• _PROBLEM TO WORK ON_
Write out each record again exactly as it stands.

• _Stored data_
----------------

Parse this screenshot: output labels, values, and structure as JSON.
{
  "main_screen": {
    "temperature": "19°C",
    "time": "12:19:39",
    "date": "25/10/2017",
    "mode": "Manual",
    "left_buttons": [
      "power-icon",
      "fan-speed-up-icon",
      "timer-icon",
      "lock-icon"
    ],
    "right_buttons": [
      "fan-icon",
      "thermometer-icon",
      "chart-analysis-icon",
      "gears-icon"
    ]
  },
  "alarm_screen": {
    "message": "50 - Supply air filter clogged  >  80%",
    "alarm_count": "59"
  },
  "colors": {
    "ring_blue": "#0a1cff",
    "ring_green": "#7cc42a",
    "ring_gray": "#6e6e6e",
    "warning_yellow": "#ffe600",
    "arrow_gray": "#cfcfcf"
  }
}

----------------

• _CORRECT RESULT_
Parse this screenshot: output labels, values, and structure as JSON.
{
  "main_screen": {
    "temperature": "19°C",
    "time": "12:19:39",
    "date": "25/10/2017",
    "mode": "Manual",
    "left_buttons": [
      "power-icon",
      "fan-speed-up-icon",
      "timer-icon",
      "lock-icon"
    ],
    "right_buttons": [
      "fan-icon",
      "thermometer-icon",
      "chart-analysis-icon",
      "gears-icon"
    ]
  },
  "alarm_screen": {
    "message": "50 - Supply air filter clogged  >  80%",
    "alarm_count": "59"
  },
  "colors": {
    "ring_blue": "#0a1cff",
    "ring_green": "#7cc42a",
    "ring_gray": "#6e6e6e",
    "warning_yellow": "#ffe600",
    "arrow_gray": "#cfcfcf"
  }
}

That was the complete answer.